╭─ DATA LINES
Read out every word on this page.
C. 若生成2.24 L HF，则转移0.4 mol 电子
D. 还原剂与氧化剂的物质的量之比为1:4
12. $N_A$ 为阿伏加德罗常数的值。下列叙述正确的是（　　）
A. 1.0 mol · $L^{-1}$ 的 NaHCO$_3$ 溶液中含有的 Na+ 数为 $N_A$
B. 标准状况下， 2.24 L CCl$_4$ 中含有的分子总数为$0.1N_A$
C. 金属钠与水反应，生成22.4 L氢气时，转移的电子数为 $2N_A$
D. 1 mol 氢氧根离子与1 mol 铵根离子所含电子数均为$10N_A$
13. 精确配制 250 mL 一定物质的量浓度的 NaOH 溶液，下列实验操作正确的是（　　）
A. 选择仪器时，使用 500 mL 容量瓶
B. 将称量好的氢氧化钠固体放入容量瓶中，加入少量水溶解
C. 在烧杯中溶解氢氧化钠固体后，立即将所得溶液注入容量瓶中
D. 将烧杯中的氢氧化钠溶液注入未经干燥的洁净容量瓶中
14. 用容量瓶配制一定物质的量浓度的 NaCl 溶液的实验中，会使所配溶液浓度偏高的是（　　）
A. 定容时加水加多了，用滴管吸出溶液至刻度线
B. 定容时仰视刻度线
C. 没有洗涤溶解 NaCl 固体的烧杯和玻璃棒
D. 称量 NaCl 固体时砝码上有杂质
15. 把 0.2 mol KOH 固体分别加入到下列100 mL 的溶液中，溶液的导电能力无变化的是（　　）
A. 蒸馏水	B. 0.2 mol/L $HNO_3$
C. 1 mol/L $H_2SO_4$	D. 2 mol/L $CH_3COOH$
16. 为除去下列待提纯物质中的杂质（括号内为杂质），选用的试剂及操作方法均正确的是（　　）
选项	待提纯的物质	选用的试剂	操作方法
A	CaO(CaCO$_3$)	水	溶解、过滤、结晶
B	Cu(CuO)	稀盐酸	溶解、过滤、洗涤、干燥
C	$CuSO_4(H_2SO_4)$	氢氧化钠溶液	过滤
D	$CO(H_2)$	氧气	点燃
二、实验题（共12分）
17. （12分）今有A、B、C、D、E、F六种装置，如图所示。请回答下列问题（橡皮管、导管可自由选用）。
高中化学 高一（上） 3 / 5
╰─
> _WHAT IS EXPECTED_
Write out all the lines again, exactly as they are.

> _SOLUTION FOR THIS PROBLEM_
Read out every word on this page.
C. 若生成2.24 L HF，则转移0.4 mol 电子
D. 还原剂与氧化剂的物质的量之比为1:4
12. $N_A$ 为阿伏加德罗常数的值。下列叙述正确的是（　　）
A. 1.0 mol · $L^{-1}$ 的 NaHCO$_3$ 溶液中含有的 Na+ 数为 $N_A$
B. 标准状况下， 2.24 L CCl$_4$ 中含有的分子总数为$0.1N_A$
C. 金属钠与水反应，生成22.4 L氢气时，转移的电子数为 $2N_A$
D. 1 mol 氢氧根离子与1 mol 铵根离子所含电子数均为$10N_A$
13. 精确配制 250 mL 一定物质的量浓度的 NaOH 溶液，下列实验操作正确的是（　　）
A. 选择仪器时，使用 500 mL 容量瓶
B. 将称量好的氢氧化钠固体放入容量瓶中，加入少量水溶解
C. 在烧杯中溶解氢氧化钠固体后，立即将所得溶液注入容量瓶中
D. 将烧杯中的氢氧化钠溶液注入未经干燥的洁净容量瓶中
14. 用容量瓶配制一定物质的量浓度的 NaCl 溶液的实验中，会使所配溶液浓度偏高的是（　　）
A. 定容时加水加多了，用滴管吸出溶液至刻度线
B. 定容时仰视刻度线
C. 没有洗涤溶解 NaCl 固体的烧杯和玻璃棒
D. 称量 NaCl 固体时砝码上有杂质
15. 把 0.2 mol KOH 固体分别加入到下列100 mL 的溶液中，溶液的导电能力无变化的是（　　）
A. 蒸馏水	B. 0.2 mol/L $HNO_3$
C. 1 mol/L $H_2SO_4$	D. 2 mol/L $CH_3COOH$
16. 为除去下列待提纯物质中的杂质（括号内为杂质），选用的试剂及操作方法均正确的是（　　）
选项	待提纯的物质	选用的试剂	操作方法
A	CaO(CaCO$_3$)	水	溶解、过滤、结晶
B	Cu(CuO)	稀盐酸	溶解、过滤、洗涤、干燥
C	$CuSO_4(H_2SO_4)$	氢氧化钠溶液	过滤
D	$CO(H_2)$	氧气	点燃
二、实验题（共12分）
17. （12分）今有A、B、C、D、E、F六种装置，如图所示。请回答下列问题（橡皮管、导管可自由选用）。
高中化学 高一（上） 3 / 5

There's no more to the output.